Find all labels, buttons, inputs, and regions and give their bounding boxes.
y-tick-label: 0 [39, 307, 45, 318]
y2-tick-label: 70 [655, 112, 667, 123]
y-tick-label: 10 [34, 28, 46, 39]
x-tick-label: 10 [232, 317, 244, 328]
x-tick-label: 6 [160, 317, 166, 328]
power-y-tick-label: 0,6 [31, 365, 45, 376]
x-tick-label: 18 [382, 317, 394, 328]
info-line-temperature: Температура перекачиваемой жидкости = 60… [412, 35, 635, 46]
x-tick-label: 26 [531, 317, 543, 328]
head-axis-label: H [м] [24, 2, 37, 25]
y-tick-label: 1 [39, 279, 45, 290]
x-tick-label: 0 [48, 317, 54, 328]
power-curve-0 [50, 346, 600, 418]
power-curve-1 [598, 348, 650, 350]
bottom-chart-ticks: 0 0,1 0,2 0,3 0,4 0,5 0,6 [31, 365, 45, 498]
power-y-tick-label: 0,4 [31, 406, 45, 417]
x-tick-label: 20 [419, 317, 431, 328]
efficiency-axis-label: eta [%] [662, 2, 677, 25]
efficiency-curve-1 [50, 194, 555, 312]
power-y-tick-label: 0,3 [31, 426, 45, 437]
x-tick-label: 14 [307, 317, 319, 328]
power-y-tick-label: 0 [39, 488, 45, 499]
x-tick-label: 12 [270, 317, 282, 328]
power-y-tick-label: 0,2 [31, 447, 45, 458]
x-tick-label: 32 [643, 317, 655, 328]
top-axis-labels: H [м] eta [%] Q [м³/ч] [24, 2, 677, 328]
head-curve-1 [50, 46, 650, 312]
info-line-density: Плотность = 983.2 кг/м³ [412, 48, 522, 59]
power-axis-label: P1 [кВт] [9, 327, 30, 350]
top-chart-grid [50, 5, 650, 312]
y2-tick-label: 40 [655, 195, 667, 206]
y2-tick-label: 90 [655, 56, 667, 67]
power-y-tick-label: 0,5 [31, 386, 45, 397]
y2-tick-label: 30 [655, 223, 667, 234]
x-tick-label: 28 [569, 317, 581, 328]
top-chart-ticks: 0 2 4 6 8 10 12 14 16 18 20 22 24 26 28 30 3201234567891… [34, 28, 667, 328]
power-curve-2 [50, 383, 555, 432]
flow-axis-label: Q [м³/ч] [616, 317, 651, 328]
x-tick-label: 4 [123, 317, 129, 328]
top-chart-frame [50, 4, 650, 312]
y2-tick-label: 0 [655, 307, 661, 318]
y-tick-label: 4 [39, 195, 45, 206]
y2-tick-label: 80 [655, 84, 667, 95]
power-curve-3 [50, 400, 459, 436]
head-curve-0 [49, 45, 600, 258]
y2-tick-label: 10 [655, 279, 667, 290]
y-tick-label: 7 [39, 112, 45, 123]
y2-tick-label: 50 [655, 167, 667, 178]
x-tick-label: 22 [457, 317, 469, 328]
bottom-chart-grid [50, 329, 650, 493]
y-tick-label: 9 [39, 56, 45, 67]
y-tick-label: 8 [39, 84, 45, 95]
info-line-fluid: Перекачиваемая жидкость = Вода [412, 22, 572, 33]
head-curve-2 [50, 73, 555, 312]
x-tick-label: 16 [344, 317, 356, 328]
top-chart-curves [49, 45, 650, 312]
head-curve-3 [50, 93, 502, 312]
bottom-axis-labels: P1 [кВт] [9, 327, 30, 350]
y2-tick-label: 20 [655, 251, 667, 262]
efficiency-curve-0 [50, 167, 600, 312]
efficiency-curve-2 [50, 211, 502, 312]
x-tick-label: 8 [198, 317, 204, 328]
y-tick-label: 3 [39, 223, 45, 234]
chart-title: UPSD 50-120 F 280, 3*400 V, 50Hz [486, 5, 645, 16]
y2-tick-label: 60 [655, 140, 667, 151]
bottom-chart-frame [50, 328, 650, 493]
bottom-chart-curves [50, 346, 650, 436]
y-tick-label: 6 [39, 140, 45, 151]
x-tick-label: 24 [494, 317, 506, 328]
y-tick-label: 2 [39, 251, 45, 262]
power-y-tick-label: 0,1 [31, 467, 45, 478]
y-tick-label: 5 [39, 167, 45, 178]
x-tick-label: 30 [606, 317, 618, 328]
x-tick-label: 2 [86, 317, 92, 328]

Set problem:
Convert each line of the data above into a numbered list item, leaving out any blank lines.

Response to this task:
1. Find all labels, buttons, inputs, and regions and give their bounding boxes.
2. y-tick-label: 0 [39, 307, 45, 318]
3. y2-tick-label: 70 [655, 112, 667, 123]
4. y-tick-label: 10 [34, 28, 46, 39]
5. x-tick-label: 10 [232, 317, 244, 328]
6. x-tick-label: 6 [160, 317, 166, 328]
7. power-y-tick-label: 0,6 [31, 365, 45, 376]
8. x-tick-label: 18 [382, 317, 394, 328]
9. info-line-temperature: Температура перекачиваемой жидкости = 60… [412, 35, 635, 46]
10. x-tick-label: 26 [531, 317, 543, 328]
11. head-axis-label: H [м] [24, 2, 37, 25]
12. y-tick-label: 1 [39, 279, 45, 290]
13. x-tick-label: 0 [48, 317, 54, 328]
14. power-curve-0 [50, 346, 600, 418]
15. power-curve-1 [598, 348, 650, 350]
16. bottom-chart-ticks: 0 0,1 0,2 0,3 0,4 0,5 0,6 [31, 365, 45, 498]
17. power-y-tick-label: 0,4 [31, 406, 45, 417]
18. x-tick-label: 20 [419, 317, 431, 328]
19. efficiency-axis-label: eta [%] [662, 2, 677, 25]
20. efficiency-curve-1 [50, 194, 555, 312]
21. power-y-tick-label: 0,3 [31, 426, 45, 437]
22. x-tick-label: 14 [307, 317, 319, 328]
23. power-y-tick-label: 0 [39, 488, 45, 499]
24. x-tick-label: 12 [270, 317, 282, 328]
25. power-y-tick-label: 0,2 [31, 447, 45, 458]
26. x-tick-label: 32 [643, 317, 655, 328]
27. top-axis-labels: H [м] eta [%] Q [м³/ч] [24, 2, 677, 328]
28. head-curve-1 [50, 46, 650, 312]
29. info-line-density: Плотность = 983.2 кг/м³ [412, 48, 522, 59]
30. power-axis-label: P1 [кВт] [9, 327, 30, 350]
31. top-chart-grid [50, 5, 650, 312]
32. y2-tick-label: 40 [655, 195, 667, 206]
33. y2-tick-label: 90 [655, 56, 667, 67]
34. power-y-tick-label: 0,5 [31, 386, 45, 397]
35. y2-tick-label: 30 [655, 223, 667, 234]
36. x-tick-label: 28 [569, 317, 581, 328]
37. top-chart-ticks: 0 2 4 6 8 10 12 14 16 18 20 22 24 26 28 30 3201234567891… [34, 28, 667, 328]
38. power-curve-2 [50, 383, 555, 432]
39. flow-axis-label: Q [м³/ч] [616, 317, 651, 328]
40. x-tick-label: 4 [123, 317, 129, 328]
41. top-chart-frame [50, 4, 650, 312]
42. y2-tick-label: 0 [655, 307, 661, 318]
43. y-tick-label: 4 [39, 195, 45, 206]
44. y2-tick-label: 80 [655, 84, 667, 95]
45. power-curve-3 [50, 400, 459, 436]
46. head-curve-0 [49, 45, 600, 258]
47. y2-tick-label: 10 [655, 279, 667, 290]
48. y-tick-label: 7 [39, 112, 45, 123]
49. y2-tick-label: 50 [655, 167, 667, 178]
50. x-tick-label: 22 [457, 317, 469, 328]
51. bottom-chart-grid [50, 329, 650, 493]
52. y-tick-label: 9 [39, 56, 45, 67]
53. y-tick-label: 8 [39, 84, 45, 95]
54. info-line-fluid: Перекачиваемая жидкость = Вода [412, 22, 572, 33]
55. head-curve-2 [50, 73, 555, 312]
56. x-tick-label: 16 [344, 317, 356, 328]
57. top-chart-curves [49, 45, 650, 312]
58. head-curve-3 [50, 93, 502, 312]
59. bottom-axis-labels: P1 [кВт] [9, 327, 30, 350]
60. y2-tick-label: 20 [655, 251, 667, 262]
61. efficiency-curve-0 [50, 167, 600, 312]
62. efficiency-curve-2 [50, 211, 502, 312]
63. x-tick-label: 8 [198, 317, 204, 328]
64. y-tick-label: 3 [39, 223, 45, 234]
65. chart-title: UPSD 50-120 F 280, 3*400 V, 50Hz [486, 5, 645, 16]
66. y2-tick-label: 60 [655, 140, 667, 151]
67. bottom-chart-frame [50, 328, 650, 493]
68. bottom-chart-curves [50, 346, 650, 436]
69. y-tick-label: 6 [39, 140, 45, 151]
70. x-tick-label: 24 [494, 317, 506, 328]
71. y-tick-label: 2 [39, 251, 45, 262]
72. power-y-tick-label: 0,1 [31, 467, 45, 478]
73. y-tick-label: 5 [39, 167, 45, 178]
74. x-tick-label: 30 [606, 317, 618, 328]
75. x-tick-label: 2 [86, 317, 92, 328]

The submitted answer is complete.